_Activity list_
1. Reproduce the passage of the Tauri and Servo discussion from "Optionally bundling would" up to and including "on GPU-based rendering).".
2. Render this sentence from the Tauri and Servo discussion in Spanish: "If you want to use Rust for your application, there's going to be one more option for rendering its UI."
3. Extend the Tauri and Servo discussion, picking up after its final sentence.

_Exercise text_
************
Because its main selling point isn't its only selling point. At $work we use Tauri because of the great Rust<->JavaScript API it offers. We wanted an Electron-like JS Frontend that could seamlessly use our existing IPC to talk to a long-running service, as well as being able to offload heavy work to native code. Tauri fits that beautifully.

For our use case don't care too much about the kind of webview it uses and would be fine with shipping a larger binary. Servo integration could be interesting to have one known webview to target if cross-platform consistency ever becomes a challenge


Optionally bundling would help in situations where the OS's native webview has degraded performance https://github.com/tauri-apps/wry/issues/1064


Yeah I opened this issue and still stand by the problems. We actually switched to electron since then because of the horrible performances on Linux.


Tauri is an application framework. If you want to use Rust for your application, there's going to be one more option for rendering its UI.

This does make it closer to Electron. We'll see whether Servo can be made leaner or faster (Servo is focused on GPU-based rendering).

Long term, I dream, there could be tighter integration between Tauri and Servo's DOM, so that UI changes won't have to go through JavaScript.


For one thing, not all OSes have a "native WebView".


In practice, it’s only Linux that is distro dependent out of the big ones, but most package managers have some WebKit gtk package to hook into afaik.

In theory yes you could go outside Linux as well, like maybe bsd? Or which ones are you thinking of?


I think it makes sense if you think of Tauri as a "view layer" for rust apps. If you're building a rust GUI app using something like Dioxus, I could easily see wanting to bundle a cross-platform renderer with consistent "quirks", vs having to adapt your frontend to work with all the platform web views.

It has trade offs in terms of memory usage and binary size, but Electron has already conditioned users to expect every todo and chat app to be 500mb on disk and use a gigabyte of ram at idle. In other words, if Electron would make sense for your project, but you want to use rust, this seems like a good fit.
************
_Source material_
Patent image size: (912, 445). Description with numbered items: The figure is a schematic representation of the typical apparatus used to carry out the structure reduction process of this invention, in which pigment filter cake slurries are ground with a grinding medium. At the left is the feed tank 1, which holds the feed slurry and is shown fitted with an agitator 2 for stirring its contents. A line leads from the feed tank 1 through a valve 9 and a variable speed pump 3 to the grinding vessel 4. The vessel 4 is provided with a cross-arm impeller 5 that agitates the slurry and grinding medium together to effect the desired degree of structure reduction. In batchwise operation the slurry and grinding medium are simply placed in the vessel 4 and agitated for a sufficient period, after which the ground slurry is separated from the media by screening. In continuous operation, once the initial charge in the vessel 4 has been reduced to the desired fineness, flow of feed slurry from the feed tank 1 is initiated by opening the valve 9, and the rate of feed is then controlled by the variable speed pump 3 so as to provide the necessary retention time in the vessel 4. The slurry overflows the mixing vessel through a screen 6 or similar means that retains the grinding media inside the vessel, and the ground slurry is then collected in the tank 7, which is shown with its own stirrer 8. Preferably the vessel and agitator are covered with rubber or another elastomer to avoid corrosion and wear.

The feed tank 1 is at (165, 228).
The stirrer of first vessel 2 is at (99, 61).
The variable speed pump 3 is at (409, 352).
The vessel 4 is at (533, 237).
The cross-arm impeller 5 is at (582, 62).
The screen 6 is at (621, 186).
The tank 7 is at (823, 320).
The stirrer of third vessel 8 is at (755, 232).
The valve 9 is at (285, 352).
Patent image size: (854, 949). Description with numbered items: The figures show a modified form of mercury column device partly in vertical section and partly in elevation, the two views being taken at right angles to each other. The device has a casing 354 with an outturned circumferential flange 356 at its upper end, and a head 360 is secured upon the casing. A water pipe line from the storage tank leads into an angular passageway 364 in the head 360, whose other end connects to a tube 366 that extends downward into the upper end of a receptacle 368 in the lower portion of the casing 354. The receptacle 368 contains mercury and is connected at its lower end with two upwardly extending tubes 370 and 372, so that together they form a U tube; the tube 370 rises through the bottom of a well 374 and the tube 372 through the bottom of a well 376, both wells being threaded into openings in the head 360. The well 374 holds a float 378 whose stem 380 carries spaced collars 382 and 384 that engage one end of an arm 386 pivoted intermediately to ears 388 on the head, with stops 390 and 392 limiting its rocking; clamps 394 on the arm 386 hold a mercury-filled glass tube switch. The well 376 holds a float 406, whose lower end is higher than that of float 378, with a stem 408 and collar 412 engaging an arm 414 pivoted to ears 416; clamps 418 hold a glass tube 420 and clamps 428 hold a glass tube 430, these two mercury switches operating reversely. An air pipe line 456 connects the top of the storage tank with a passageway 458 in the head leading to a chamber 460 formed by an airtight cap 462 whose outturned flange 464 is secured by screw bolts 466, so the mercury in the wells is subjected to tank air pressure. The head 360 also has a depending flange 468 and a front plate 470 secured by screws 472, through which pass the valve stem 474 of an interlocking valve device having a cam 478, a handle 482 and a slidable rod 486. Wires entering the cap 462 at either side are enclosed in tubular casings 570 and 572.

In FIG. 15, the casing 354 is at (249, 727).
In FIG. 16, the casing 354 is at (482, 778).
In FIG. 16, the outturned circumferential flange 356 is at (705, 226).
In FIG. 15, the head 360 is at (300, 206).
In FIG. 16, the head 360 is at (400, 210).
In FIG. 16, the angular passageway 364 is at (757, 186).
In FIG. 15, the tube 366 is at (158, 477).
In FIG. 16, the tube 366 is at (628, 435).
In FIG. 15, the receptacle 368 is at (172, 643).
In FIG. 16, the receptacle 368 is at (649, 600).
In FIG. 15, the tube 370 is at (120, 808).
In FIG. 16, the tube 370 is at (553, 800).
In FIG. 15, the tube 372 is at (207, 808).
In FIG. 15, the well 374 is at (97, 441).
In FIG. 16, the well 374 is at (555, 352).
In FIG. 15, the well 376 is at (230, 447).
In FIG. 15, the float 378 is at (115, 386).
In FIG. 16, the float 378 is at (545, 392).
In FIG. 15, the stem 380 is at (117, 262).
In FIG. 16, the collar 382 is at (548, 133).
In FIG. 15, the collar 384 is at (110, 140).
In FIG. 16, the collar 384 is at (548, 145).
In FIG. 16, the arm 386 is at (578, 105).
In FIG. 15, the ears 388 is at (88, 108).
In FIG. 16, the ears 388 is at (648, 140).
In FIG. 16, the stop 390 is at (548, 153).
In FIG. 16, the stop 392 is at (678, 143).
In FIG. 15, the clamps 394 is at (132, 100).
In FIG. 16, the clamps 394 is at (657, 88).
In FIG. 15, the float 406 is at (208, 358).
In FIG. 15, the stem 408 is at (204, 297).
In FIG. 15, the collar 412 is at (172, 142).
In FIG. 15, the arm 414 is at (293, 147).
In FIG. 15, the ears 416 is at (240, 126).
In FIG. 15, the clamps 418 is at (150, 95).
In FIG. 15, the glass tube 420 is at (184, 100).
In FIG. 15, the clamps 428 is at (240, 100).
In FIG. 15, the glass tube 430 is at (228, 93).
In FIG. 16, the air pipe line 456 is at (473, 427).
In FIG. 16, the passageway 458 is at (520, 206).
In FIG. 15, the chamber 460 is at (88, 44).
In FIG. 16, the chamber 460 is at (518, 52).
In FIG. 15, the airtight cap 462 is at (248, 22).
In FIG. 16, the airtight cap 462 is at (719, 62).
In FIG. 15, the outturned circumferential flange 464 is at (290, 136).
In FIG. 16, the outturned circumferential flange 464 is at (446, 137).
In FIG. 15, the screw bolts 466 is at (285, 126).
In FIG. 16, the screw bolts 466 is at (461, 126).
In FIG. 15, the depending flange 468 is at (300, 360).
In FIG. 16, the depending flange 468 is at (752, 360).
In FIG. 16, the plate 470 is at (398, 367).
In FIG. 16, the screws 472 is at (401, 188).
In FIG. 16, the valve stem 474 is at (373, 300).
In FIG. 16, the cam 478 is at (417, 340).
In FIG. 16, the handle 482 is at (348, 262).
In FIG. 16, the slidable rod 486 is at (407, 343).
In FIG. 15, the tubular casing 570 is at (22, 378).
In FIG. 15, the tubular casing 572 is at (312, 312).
************
_Written answers_
1.
Optionally bundling would help in situations where the OS's native webview has degraded performance https://github.com/tauri-apps/wry/issues/1064


Yeah I opened this issue and still stand by the problems. We actually switched to electron since then because of the horrible performances on Linux.


Tauri is an application framework. If you want to use Rust for your application, there's going to be one more option for rendering its UI.

This does make it closer to Electron. We'll see whether Servo can be made leaner or faster (Servo is focused on GPU-based rendering).

2. Si quieres usar Rust para tu aplicación, va a haber una opción más para renderizar su interfaz de usuario.

3.
At some theoretical future time bundling servo doesn't necessarily imply a render process of Rust Tauri UI -> JS -> DOM -> render. It's theoretically possible to cut out the JS step, at which point you'd just be focusing on DOM as a well-supported intermediary between Rust and a very well-tested DOM renderer. In theory.


consistency between platforms


> I thought the main selling point of Tauri was that it uses the OS’s native WebView to create lighter apps compared to something like Electron

It was a talking point for angry at clouds people.

It was never a selling point, because nobody cares how big apps are today. For a regular user with a 256/512 GB drive, even if they had 50 electron apps 1 GB each, it would not matter in the grand scheme of things.


well,what about memory usage. storage is cheap indeed, but memory is limited still


From the 1 GB a typical Electron app uses, only about 300 MB are binaries which might be shared if they were a WebView.

So yes, using a WebView might decrease your memory usage by 30%, maybe 50% for small apps. Not a huge game changer, maybe it would make a 8 GB RAM laptop more usable.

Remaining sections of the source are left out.